▶ [Figure contents as structured data]:
◆ ◆ ◆

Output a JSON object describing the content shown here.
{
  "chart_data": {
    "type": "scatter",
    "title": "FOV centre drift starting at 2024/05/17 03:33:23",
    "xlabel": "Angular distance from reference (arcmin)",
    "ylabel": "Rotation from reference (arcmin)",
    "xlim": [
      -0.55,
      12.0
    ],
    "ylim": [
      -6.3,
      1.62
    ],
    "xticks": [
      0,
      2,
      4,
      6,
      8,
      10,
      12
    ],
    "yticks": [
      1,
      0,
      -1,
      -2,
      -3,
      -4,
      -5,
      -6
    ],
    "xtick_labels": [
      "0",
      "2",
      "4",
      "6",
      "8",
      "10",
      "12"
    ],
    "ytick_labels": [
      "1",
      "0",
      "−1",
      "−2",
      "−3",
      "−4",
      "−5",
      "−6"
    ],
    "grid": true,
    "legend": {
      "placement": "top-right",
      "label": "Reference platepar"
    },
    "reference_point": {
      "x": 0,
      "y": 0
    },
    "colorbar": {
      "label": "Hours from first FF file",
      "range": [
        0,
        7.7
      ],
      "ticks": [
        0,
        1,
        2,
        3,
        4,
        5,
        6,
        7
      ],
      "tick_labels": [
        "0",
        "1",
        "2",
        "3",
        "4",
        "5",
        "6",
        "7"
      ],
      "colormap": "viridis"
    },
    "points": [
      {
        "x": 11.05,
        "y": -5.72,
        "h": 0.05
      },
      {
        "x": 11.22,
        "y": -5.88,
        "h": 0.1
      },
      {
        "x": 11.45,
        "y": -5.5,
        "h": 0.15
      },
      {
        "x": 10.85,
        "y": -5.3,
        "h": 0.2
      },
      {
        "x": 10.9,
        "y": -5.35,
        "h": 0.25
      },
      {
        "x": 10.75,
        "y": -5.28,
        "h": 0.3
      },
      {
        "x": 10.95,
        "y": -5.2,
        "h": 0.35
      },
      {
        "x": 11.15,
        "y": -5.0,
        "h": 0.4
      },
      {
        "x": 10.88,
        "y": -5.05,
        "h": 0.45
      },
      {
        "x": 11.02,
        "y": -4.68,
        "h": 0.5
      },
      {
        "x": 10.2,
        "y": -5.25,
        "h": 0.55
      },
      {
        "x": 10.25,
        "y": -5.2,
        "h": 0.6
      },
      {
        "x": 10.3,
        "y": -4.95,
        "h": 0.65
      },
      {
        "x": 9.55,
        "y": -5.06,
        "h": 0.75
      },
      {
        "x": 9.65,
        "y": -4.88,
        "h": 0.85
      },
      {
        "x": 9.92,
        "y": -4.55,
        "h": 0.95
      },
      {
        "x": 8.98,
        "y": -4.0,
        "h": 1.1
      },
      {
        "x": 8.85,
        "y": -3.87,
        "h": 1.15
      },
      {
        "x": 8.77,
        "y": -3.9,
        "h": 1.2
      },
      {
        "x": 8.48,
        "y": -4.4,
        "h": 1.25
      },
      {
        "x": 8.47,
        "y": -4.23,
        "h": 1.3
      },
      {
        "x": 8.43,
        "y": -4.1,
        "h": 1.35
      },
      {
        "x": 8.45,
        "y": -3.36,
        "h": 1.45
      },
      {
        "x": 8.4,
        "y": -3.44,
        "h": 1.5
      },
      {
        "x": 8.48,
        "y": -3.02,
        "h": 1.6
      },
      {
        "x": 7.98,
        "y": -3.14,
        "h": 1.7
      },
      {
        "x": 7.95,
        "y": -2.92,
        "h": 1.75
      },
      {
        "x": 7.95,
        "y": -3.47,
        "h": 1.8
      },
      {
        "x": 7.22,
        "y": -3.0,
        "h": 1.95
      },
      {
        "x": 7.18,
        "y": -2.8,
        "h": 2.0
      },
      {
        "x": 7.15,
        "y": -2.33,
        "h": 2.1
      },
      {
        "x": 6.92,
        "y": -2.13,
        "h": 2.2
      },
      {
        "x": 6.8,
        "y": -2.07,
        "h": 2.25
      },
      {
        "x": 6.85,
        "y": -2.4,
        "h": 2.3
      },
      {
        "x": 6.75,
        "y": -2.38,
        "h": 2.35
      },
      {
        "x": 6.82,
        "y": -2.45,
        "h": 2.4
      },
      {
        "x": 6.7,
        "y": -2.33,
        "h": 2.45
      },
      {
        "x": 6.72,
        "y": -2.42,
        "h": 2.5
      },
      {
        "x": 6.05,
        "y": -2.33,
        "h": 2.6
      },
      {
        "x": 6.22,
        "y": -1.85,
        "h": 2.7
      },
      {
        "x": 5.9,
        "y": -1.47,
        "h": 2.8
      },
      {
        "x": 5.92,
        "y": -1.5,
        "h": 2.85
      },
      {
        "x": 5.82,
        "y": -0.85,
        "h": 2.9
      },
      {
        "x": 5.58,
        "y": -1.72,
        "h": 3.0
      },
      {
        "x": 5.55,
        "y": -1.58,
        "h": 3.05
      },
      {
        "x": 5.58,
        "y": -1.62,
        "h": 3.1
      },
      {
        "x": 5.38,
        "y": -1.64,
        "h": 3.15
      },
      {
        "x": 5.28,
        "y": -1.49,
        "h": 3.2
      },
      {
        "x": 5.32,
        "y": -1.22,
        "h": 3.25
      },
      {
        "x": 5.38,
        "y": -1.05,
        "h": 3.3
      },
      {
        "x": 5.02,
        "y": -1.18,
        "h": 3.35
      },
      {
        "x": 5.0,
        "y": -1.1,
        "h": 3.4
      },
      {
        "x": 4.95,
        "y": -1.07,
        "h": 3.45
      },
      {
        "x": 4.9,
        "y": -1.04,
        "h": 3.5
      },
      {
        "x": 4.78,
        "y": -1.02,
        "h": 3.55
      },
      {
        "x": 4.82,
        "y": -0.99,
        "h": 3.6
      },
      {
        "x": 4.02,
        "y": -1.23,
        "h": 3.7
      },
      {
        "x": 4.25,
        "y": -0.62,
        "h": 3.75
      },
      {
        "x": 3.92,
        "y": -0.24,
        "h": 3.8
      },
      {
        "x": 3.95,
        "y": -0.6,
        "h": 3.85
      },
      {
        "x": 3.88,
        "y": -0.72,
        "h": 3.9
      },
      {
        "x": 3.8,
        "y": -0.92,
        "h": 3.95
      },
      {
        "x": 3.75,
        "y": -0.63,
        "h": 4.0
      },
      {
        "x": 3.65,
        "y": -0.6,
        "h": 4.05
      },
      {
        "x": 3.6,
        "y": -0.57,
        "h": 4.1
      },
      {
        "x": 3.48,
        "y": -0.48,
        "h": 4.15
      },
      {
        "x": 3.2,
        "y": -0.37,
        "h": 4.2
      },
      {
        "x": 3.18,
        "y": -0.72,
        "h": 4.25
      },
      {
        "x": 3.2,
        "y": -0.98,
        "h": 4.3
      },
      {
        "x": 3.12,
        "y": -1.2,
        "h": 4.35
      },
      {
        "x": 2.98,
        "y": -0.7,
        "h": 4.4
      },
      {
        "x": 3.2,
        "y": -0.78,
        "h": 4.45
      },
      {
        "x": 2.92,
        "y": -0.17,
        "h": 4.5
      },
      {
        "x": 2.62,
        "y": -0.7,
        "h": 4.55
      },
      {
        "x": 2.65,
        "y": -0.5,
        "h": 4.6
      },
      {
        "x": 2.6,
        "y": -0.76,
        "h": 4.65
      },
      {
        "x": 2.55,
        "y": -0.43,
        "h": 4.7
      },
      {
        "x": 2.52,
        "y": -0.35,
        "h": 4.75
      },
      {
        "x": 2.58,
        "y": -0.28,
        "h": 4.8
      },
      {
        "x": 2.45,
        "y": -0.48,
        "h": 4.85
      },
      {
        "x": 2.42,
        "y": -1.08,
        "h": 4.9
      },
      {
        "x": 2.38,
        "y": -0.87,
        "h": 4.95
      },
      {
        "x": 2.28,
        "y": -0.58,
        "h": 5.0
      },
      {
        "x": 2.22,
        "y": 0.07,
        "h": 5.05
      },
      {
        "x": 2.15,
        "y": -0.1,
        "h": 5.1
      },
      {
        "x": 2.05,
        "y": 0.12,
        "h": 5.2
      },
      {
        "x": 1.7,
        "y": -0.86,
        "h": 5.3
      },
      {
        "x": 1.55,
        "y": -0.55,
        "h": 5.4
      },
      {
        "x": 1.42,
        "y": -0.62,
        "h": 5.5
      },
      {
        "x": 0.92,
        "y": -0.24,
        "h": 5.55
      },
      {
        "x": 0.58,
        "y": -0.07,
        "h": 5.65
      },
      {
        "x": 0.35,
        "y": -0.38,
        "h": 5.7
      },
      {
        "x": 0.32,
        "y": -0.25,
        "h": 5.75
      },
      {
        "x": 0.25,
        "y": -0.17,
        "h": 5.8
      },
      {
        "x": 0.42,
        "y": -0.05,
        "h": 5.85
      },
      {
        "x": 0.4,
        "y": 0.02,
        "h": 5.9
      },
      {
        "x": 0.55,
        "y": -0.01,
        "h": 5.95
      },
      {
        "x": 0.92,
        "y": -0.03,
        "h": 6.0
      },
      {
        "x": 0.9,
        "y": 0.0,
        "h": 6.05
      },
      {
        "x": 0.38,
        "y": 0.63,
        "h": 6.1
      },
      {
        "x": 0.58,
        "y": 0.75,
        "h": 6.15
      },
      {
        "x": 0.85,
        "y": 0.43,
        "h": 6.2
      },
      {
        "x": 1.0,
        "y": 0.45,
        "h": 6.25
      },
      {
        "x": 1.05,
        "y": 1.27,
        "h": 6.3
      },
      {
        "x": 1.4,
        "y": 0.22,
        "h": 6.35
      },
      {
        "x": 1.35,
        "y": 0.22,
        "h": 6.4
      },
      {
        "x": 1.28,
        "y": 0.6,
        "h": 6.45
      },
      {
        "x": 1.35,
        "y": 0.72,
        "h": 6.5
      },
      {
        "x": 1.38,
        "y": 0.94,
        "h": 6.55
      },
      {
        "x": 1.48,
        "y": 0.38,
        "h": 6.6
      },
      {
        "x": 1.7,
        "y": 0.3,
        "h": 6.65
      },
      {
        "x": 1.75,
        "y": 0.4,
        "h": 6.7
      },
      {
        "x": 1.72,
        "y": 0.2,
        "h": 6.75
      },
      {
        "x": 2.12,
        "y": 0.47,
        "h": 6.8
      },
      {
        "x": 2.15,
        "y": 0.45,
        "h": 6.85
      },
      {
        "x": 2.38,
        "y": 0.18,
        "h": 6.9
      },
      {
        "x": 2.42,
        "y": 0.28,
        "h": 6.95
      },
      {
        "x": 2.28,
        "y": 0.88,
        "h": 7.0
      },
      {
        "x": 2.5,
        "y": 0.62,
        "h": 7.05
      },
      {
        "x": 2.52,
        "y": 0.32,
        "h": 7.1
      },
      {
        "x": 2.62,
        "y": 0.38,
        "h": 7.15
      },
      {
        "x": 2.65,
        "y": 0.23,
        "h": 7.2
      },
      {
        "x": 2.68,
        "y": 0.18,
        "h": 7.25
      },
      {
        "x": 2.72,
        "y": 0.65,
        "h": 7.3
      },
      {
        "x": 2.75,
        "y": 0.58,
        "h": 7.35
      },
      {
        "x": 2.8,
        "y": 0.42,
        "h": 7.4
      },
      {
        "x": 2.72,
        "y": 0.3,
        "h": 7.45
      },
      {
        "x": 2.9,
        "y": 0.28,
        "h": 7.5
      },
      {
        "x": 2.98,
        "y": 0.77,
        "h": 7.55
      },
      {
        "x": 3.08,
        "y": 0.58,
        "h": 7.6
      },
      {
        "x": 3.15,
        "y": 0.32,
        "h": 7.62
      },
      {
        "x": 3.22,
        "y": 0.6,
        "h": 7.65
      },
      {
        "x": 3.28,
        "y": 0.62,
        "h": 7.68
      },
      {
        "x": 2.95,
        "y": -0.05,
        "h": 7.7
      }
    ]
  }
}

◆ ◆ ◆

▶ [TASK BRIEF]: Lines containing the string "from" are to be selected and copied.

▶ [EXERCISE SOLUTION]:
    "xlabel": "Angular distance from reference (arcmin)",
    "ylabel": "Rotation from reference (arcmin)",
      "label": "Hours from first FF file",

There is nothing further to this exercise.